* begin Exercise material *

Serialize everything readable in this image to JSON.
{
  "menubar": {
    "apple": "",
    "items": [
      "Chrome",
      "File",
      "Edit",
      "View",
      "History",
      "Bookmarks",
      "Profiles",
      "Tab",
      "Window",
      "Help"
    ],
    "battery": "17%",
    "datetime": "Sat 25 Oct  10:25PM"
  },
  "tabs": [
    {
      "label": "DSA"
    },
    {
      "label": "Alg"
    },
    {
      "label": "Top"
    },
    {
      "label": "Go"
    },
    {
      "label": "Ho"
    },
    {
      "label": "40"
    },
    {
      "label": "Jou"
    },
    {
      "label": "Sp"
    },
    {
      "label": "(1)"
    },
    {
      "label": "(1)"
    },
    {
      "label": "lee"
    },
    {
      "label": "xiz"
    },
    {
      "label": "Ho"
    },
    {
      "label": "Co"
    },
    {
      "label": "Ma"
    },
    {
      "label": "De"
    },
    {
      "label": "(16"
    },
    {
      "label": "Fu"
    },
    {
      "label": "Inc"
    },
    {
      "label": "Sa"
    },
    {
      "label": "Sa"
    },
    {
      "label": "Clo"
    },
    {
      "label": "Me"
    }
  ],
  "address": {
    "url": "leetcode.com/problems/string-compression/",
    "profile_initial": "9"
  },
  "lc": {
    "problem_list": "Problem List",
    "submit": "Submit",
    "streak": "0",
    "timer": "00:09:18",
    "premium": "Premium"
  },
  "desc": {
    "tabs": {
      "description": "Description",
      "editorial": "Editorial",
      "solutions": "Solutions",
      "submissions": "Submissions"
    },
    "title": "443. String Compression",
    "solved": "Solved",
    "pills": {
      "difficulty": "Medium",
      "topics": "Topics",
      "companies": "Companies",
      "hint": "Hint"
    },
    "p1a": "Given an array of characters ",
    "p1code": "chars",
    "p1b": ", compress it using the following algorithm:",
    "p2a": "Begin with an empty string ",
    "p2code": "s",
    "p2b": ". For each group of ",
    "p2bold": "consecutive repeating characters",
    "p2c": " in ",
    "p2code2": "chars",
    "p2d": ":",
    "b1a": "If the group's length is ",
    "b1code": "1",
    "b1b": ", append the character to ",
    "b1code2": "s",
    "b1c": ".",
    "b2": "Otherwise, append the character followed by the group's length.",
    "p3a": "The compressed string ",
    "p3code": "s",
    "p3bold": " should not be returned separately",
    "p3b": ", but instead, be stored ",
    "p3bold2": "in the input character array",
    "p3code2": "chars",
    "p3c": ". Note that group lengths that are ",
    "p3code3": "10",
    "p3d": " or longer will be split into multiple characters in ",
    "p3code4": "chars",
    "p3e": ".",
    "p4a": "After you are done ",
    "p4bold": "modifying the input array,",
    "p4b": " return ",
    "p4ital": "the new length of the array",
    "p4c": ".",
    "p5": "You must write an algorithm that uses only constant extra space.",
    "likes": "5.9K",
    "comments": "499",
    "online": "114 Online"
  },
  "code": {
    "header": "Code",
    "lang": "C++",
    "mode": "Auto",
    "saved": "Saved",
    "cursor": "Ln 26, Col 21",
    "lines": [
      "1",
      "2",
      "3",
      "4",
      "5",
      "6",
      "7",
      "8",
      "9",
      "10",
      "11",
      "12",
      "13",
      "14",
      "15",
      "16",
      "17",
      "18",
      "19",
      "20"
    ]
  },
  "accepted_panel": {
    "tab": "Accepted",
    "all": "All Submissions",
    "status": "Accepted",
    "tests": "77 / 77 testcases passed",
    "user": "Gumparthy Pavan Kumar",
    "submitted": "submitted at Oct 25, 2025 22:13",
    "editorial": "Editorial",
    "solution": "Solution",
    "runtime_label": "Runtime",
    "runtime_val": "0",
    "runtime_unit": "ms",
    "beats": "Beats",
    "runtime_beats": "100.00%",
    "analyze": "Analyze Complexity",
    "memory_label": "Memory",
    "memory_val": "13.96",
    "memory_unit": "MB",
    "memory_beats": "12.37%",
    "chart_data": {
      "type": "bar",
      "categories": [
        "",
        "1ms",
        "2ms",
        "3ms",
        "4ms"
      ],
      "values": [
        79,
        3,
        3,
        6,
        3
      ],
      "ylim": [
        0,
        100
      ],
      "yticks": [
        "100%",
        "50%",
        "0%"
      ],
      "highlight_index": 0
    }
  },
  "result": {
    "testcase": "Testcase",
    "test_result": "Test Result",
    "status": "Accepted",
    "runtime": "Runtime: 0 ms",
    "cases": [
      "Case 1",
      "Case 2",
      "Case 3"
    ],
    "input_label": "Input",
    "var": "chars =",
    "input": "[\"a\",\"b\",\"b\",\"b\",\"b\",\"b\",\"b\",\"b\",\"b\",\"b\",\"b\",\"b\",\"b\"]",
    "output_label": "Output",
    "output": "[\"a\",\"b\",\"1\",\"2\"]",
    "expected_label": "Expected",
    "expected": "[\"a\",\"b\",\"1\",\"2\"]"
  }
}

* end Exercise material *
* begin Exercise material *

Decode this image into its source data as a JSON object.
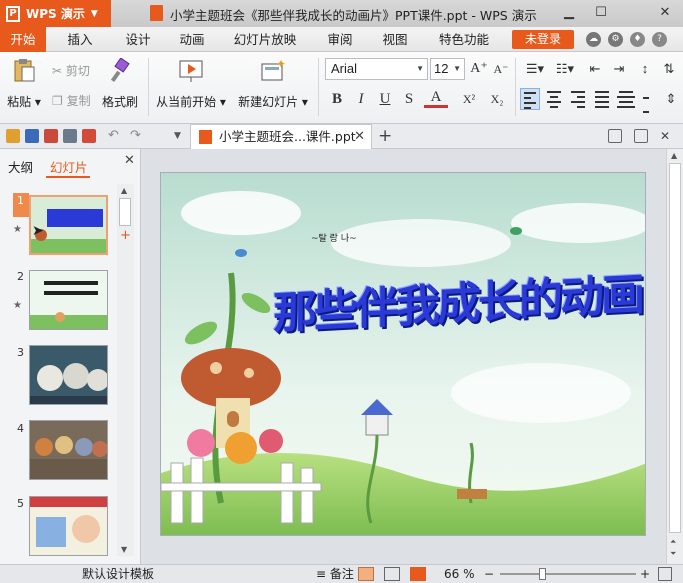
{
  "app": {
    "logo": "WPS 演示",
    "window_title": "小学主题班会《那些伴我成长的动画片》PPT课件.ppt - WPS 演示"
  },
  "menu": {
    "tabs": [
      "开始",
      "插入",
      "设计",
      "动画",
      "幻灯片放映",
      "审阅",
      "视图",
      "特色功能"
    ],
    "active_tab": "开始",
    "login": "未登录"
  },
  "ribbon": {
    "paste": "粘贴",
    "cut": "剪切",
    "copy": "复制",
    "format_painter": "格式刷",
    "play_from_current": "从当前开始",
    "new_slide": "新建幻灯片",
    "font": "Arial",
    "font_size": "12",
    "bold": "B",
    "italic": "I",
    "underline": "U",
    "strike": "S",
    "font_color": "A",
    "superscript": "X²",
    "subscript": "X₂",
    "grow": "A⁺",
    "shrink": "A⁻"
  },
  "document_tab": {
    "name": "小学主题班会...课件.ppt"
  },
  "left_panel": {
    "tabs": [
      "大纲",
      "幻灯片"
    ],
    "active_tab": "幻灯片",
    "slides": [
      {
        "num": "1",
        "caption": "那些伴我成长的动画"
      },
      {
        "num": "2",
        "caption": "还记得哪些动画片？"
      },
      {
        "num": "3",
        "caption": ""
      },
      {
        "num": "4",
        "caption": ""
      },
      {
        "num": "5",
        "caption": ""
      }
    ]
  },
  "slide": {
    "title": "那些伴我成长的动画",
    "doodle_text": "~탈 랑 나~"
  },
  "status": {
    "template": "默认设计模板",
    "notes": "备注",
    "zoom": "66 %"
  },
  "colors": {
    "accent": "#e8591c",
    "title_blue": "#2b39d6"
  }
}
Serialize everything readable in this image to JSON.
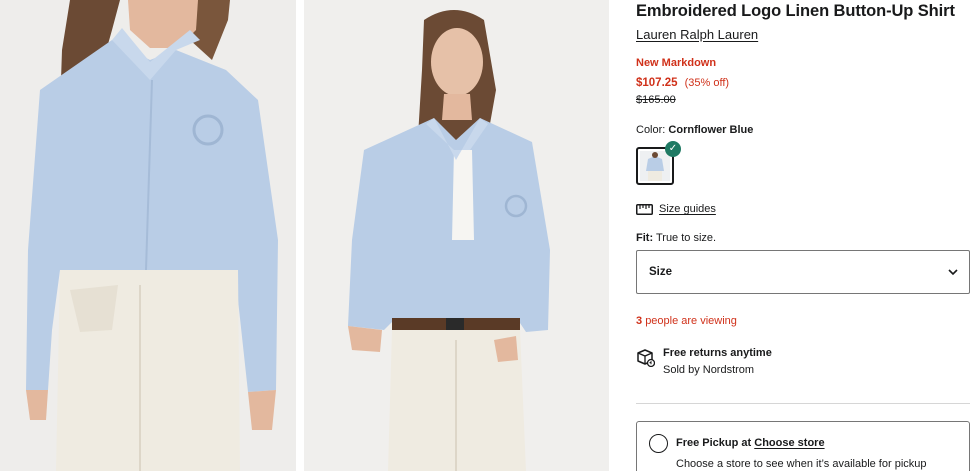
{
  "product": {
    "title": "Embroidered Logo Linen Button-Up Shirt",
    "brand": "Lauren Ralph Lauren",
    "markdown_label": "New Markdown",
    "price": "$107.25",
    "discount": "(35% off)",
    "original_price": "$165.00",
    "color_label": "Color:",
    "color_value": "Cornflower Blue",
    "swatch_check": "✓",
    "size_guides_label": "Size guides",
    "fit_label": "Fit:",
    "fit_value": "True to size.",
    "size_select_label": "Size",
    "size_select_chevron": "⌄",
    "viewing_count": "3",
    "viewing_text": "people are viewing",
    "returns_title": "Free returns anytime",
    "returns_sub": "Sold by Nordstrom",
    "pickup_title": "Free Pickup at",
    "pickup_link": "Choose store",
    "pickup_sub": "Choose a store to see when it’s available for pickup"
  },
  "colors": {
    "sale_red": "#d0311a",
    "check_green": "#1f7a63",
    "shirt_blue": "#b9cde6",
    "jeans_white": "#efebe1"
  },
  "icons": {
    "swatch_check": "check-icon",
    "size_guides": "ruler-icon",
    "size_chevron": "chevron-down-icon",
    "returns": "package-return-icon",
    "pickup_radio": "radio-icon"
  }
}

* end Exercise material *

Your goal: Show every line of the listing in which the string "小学主题班会" can be found.

Worked solution:
    "window_title": "小学主题班会《那些伴我成长的动画片》PPT课件.ppt - WPS 演示"
    "name": "小学主题班会...课件.ppt"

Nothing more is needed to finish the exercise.